Requirements → Wherever "Utility" appears in a line, copy that line.

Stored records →
▬▬▬▬▬▬▬▬▬▬
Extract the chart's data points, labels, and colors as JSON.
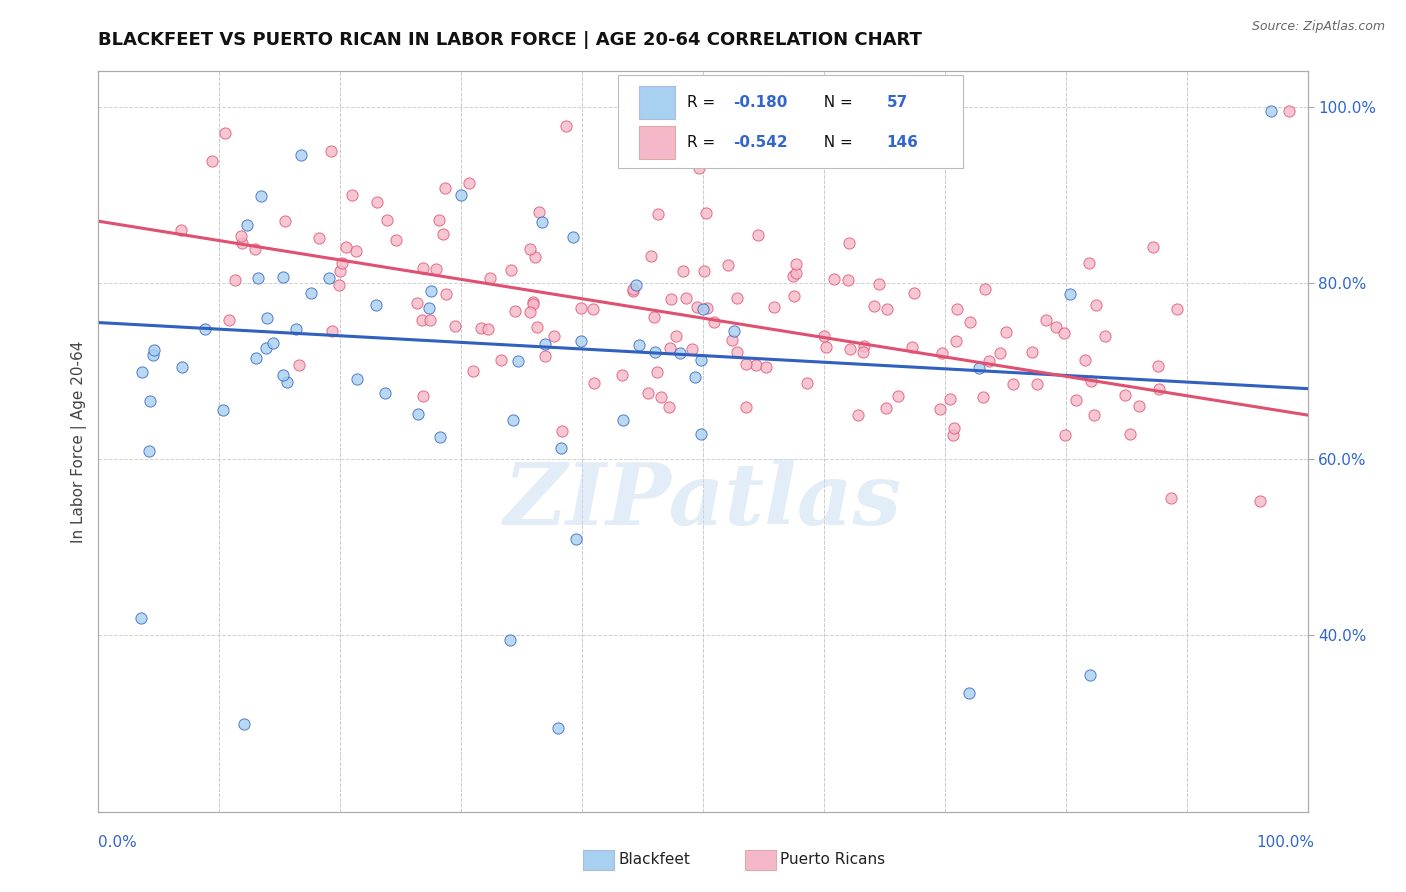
{
  "title": "BLACKFEET VS PUERTO RICAN IN LABOR FORCE | AGE 20-64 CORRELATION CHART",
  "source_text": "Source: ZipAtlas.com",
  "ylabel": "In Labor Force | Age 20-64",
  "watermark": "ZIPatlas",
  "legend": {
    "r_blackfeet": -0.18,
    "n_blackfeet": 57,
    "r_puerto_rican": -0.542,
    "n_puerto_rican": 146
  },
  "blackfeet_color": "#A8D0F0",
  "puerto_rican_color": "#F5B8C8",
  "regression_blue": "#3060C0",
  "regression_pink": "#E05070",
  "xlim": [
    0.0,
    1.0
  ],
  "ylim": [
    0.2,
    1.04
  ],
  "ytick_right_labels": [
    "40.0%",
    "60.0%",
    "80.0%",
    "100.0%"
  ],
  "ytick_right_values": [
    0.4,
    0.6,
    0.8,
    1.0
  ],
  "background_color": "#FFFFFF",
  "grid_color": "#CCCCCC",
  "bf_intercept": 0.755,
  "bf_slope": -0.075,
  "pr_intercept": 0.87,
  "pr_slope": -0.22
}
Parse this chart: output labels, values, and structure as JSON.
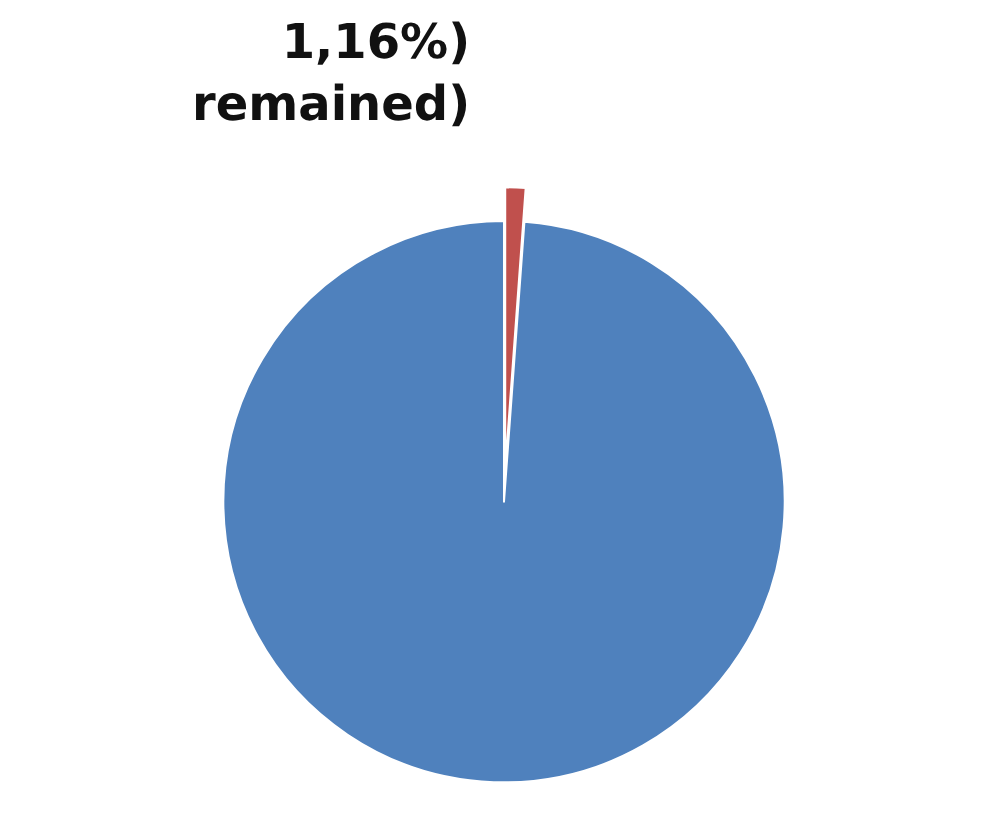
{
  "chart_data": {
    "type": "pie",
    "categories": [
      null,
      "1,16%)\nremained)"
    ],
    "values": [
      98.84,
      1.16
    ],
    "colors": [
      "#4f81bd",
      "#c0504d"
    ],
    "legend": false
  }
}
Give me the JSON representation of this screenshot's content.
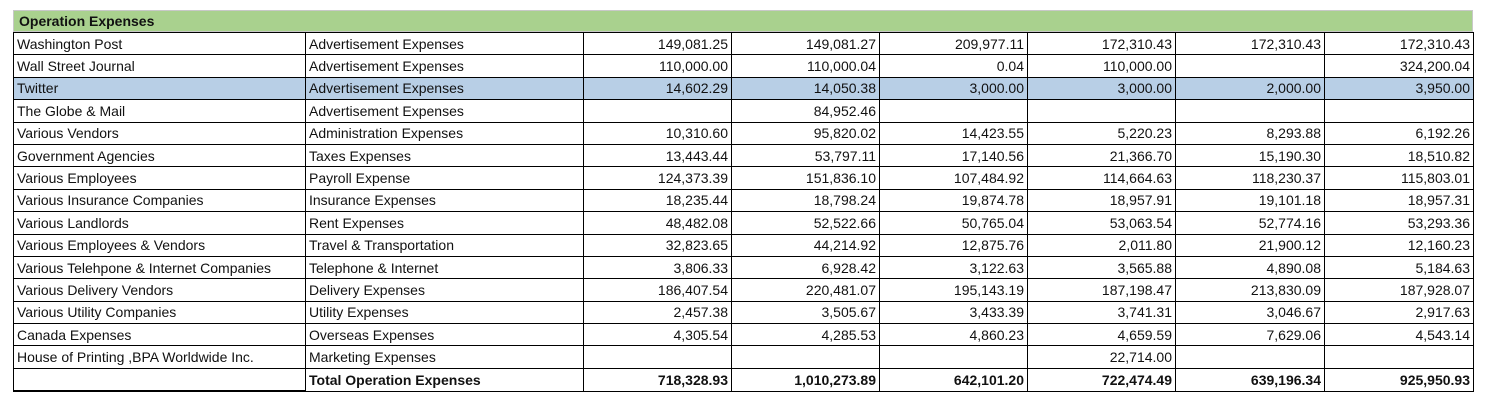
{
  "sheet": {
    "title": "Operation Expenses",
    "highlight_color": "#b8cfe6",
    "header_color": "#a9d18e"
  },
  "rows": [
    {
      "payee": "Washington Post",
      "category": "Advertisement Expenses",
      "values": [
        "149,081.25",
        "149,081.27",
        "209,977.11",
        "172,310.43",
        "172,310.43",
        "172,310.43"
      ],
      "highlighted": false
    },
    {
      "payee": "Wall Street Journal",
      "category": "Advertisement Expenses",
      "values": [
        "110,000.00",
        "110,000.04",
        "0.04",
        "110,000.00",
        "",
        "324,200.04"
      ],
      "highlighted": false
    },
    {
      "payee": "Twitter",
      "category": "Advertisement Expenses",
      "values": [
        "14,602.29",
        "14,050.38",
        "3,000.00",
        "3,000.00",
        "2,000.00",
        "3,950.00"
      ],
      "highlighted": true
    },
    {
      "payee": "The Globe & Mail",
      "category": "Advertisement Expenses",
      "values": [
        "",
        "84,952.46",
        "",
        "",
        "",
        ""
      ],
      "highlighted": false
    },
    {
      "payee": "Various Vendors",
      "category": "Administration Expenses",
      "values": [
        "10,310.60",
        "95,820.02",
        "14,423.55",
        "5,220.23",
        "8,293.88",
        "6,192.26"
      ],
      "highlighted": false
    },
    {
      "payee": "Government Agencies",
      "category": "Taxes Expenses",
      "values": [
        "13,443.44",
        "53,797.11",
        "17,140.56",
        "21,366.70",
        "15,190.30",
        "18,510.82"
      ],
      "highlighted": false
    },
    {
      "payee": "Various Employees",
      "category": "Payroll Expense",
      "values": [
        "124,373.39",
        "151,836.10",
        "107,484.92",
        "114,664.63",
        "118,230.37",
        "115,803.01"
      ],
      "highlighted": false
    },
    {
      "payee": "Various Insurance Companies",
      "category": "Insurance Expenses",
      "values": [
        "18,235.44",
        "18,798.24",
        "19,874.78",
        "18,957.91",
        "19,101.18",
        "18,957.31"
      ],
      "highlighted": false
    },
    {
      "payee": "Various Landlords",
      "category": "Rent Expenses",
      "values": [
        "48,482.08",
        "52,522.66",
        "50,765.04",
        "53,063.54",
        "52,774.16",
        "53,293.36"
      ],
      "highlighted": false
    },
    {
      "payee": "Various Employees & Vendors",
      "category": "Travel & Transportation",
      "values": [
        "32,823.65",
        "44,214.92",
        "12,875.76",
        "2,011.80",
        "21,900.12",
        "12,160.23"
      ],
      "highlighted": false
    },
    {
      "payee": "Various Telehpone & Internet Companies",
      "category": "Telephone & Internet",
      "values": [
        "3,806.33",
        "6,928.42",
        "3,122.63",
        "3,565.88",
        "4,890.08",
        "5,184.63"
      ],
      "highlighted": false
    },
    {
      "payee": "Various Delivery Vendors",
      "category": "Delivery Expenses",
      "values": [
        "186,407.54",
        "220,481.07",
        "195,143.19",
        "187,198.47",
        "213,830.09",
        "187,928.07"
      ],
      "highlighted": false
    },
    {
      "payee": "Various Utility Companies",
      "category": "Utility Expenses",
      "values": [
        "2,457.38",
        "3,505.67",
        "3,433.39",
        "3,741.31",
        "3,046.67",
        "2,917.63"
      ],
      "highlighted": false
    },
    {
      "payee": "Canada Expenses",
      "category": "Overseas Expenses",
      "values": [
        "4,305.54",
        "4,285.53",
        "4,860.23",
        "4,659.59",
        "7,629.06",
        "4,543.14"
      ],
      "highlighted": false
    },
    {
      "payee": "House of Printing ,BPA Worldwide Inc.",
      "category": "Marketing Expenses",
      "values": [
        "",
        "",
        "",
        "22,714.00",
        "",
        ""
      ],
      "highlighted": false
    }
  ],
  "total": {
    "label": "Total Operation Expenses",
    "values": [
      "718,328.93",
      "1,010,273.89",
      "642,101.20",
      "722,474.49",
      "639,196.34",
      "925,950.93"
    ]
  }
}
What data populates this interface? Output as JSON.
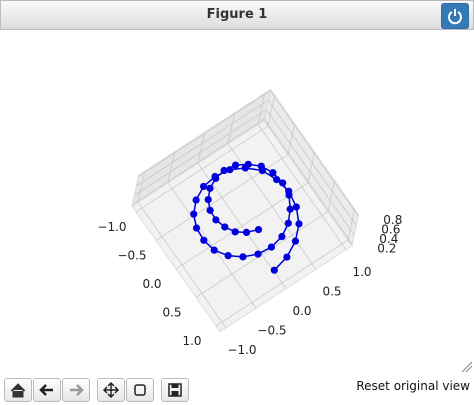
{
  "window": {
    "title": "Figure 1"
  },
  "toolbar": {
    "message": "Reset original view"
  },
  "chart_data": {
    "type": "line3d",
    "series": [
      {
        "color": "#0000dd",
        "x": [
          0.8,
          0.75,
          0.63,
          0.46,
          0.24,
          0,
          -0.23,
          -0.44,
          -0.6,
          -0.69,
          -0.72,
          -0.68,
          -0.57,
          -0.41,
          -0.21,
          0,
          0.21,
          0.39,
          0.53,
          0.62,
          0.65,
          0.61,
          0.51,
          0.36,
          0.19,
          0,
          -0.19,
          -0.35,
          -0.47,
          -0.55,
          -0.57,
          -0.53,
          -0.45,
          -0.32,
          -0.17,
          0,
          0.16,
          0.31,
          0.41,
          0.48
        ],
        "y": [
          0,
          0.24,
          0.46,
          0.63,
          0.73,
          0.76,
          0.71,
          0.61,
          0.43,
          0.23,
          0,
          -0.22,
          -0.42,
          -0.57,
          -0.66,
          -0.68,
          -0.65,
          -0.54,
          -0.39,
          -0.2,
          0,
          0.2,
          0.37,
          0.5,
          0.59,
          0.61,
          0.57,
          0.48,
          0.34,
          0.18,
          0,
          -0.17,
          -0.32,
          -0.44,
          -0.51,
          -0.53,
          -0.49,
          -0.42,
          -0.3,
          -0.15
        ],
        "z": [
          0.2,
          0.22,
          0.23,
          0.25,
          0.26,
          0.28,
          0.29,
          0.31,
          0.32,
          0.34,
          0.35,
          0.37,
          0.38,
          0.4,
          0.42,
          0.43,
          0.45,
          0.46,
          0.48,
          0.49,
          0.51,
          0.52,
          0.54,
          0.55,
          0.57,
          0.58,
          0.6,
          0.62,
          0.63,
          0.65,
          0.66,
          0.68,
          0.69,
          0.71,
          0.72,
          0.74,
          0.75,
          0.77,
          0.78,
          0.8
        ]
      }
    ],
    "xlim": [
      -1.1,
      1.1
    ],
    "ylim": [
      -1.1,
      1.1
    ],
    "zlim": [
      0.17,
      0.83
    ],
    "xticks": [
      {
        "value": -1,
        "label": "−1.0"
      },
      {
        "value": -0.5,
        "label": "−0.5"
      },
      {
        "value": 0,
        "label": "0.0"
      },
      {
        "value": 0.5,
        "label": "0.5"
      },
      {
        "value": 1,
        "label": "1.0"
      }
    ],
    "yticks": [
      {
        "value": -1,
        "label": "−1.0"
      },
      {
        "value": -0.5,
        "label": "−0.5"
      },
      {
        "value": 0,
        "label": "0.0"
      },
      {
        "value": 0.5,
        "label": "0.5"
      },
      {
        "value": 1,
        "label": "1.0"
      }
    ],
    "zticks": [
      0.2,
      0.4,
      0.6,
      0.8
    ],
    "grid": true
  }
}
▬▬▬▬▬▬▬▬▬▬
Result for this task →
      "payee": "Various Utility Companies",
      "category": "Utility Expenses",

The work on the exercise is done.